> [What is being asked] Pick out all lines in the listing holding the string "subtitle" and copy them.

> [Data entries for graphics]
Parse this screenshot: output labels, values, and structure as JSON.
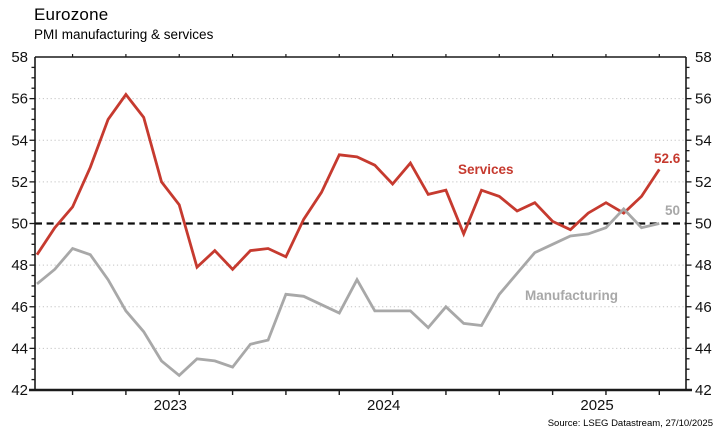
{
  "header": {
    "title": "Eurozone",
    "subtitle": "PMI manufacturing & services"
  },
  "source_note": "Source: LSEG Datastream, 27/10/2025",
  "colors": {
    "services": "#c63a2f",
    "manufacturing": "#a8a8a8",
    "axis": "#1a1a1a",
    "grid": "#c3c3c3",
    "text": "#111111"
  },
  "annotations": {
    "services_label": "Services",
    "manufacturing_label": "Manufacturing",
    "services_end_value": "52.6",
    "manufacturing_end_value": "50"
  },
  "chart_data": {
    "type": "line",
    "title": "Eurozone",
    "subtitle": "PMI manufacturing & services",
    "ylim": [
      42,
      58
    ],
    "y_ticks": [
      42,
      44,
      46,
      48,
      50,
      52,
      54,
      56,
      58
    ],
    "y_minor_tick_step": 0.5,
    "reference_line": 50,
    "grid": "dotted horizontal gridlines at even values, dashed black line at 50",
    "legend_position": "inline labels on chart",
    "x_year_labels": [
      "2023",
      "2024",
      "2025"
    ],
    "x": [
      "2022-11",
      "2022-12",
      "2023-01",
      "2023-02",
      "2023-03",
      "2023-04",
      "2023-05",
      "2023-06",
      "2023-07",
      "2023-08",
      "2023-09",
      "2023-10",
      "2023-11",
      "2023-12",
      "2024-01",
      "2024-02",
      "2024-03",
      "2024-04",
      "2024-05",
      "2024-06",
      "2024-07",
      "2024-08",
      "2024-09",
      "2024-10",
      "2024-11",
      "2024-12",
      "2025-01",
      "2025-02",
      "2025-03",
      "2025-04",
      "2025-05",
      "2025-06",
      "2025-07",
      "2025-08",
      "2025-09",
      "2025-10"
    ],
    "series": [
      {
        "name": "Services",
        "color": "#c63a2f",
        "end_label": "52.6",
        "values": [
          48.5,
          49.8,
          50.8,
          52.7,
          55.0,
          56.2,
          55.1,
          52.0,
          50.9,
          47.9,
          48.7,
          47.8,
          48.7,
          48.8,
          48.4,
          50.2,
          51.5,
          53.3,
          53.2,
          52.8,
          51.9,
          52.9,
          51.4,
          51.6,
          49.5,
          51.6,
          51.3,
          50.6,
          51.0,
          50.1,
          49.7,
          50.5,
          51.0,
          50.5,
          51.3,
          52.6
        ]
      },
      {
        "name": "Manufacturing",
        "color": "#a8a8a8",
        "end_label": "50",
        "values": [
          47.1,
          47.8,
          48.8,
          48.5,
          47.3,
          45.8,
          44.8,
          43.4,
          42.7,
          43.5,
          43.4,
          43.1,
          44.2,
          44.4,
          46.6,
          46.5,
          46.1,
          45.7,
          47.3,
          45.8,
          45.8,
          45.8,
          45.0,
          46.0,
          45.2,
          45.1,
          46.6,
          47.6,
          48.6,
          49.0,
          49.4,
          49.5,
          49.8,
          50.7,
          49.8,
          50.0
        ]
      }
    ]
  }
}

> [Output for this exercise]
    "subtitle": "PMI manufacturing & services"
    "subtitle": "PMI manufacturing & services",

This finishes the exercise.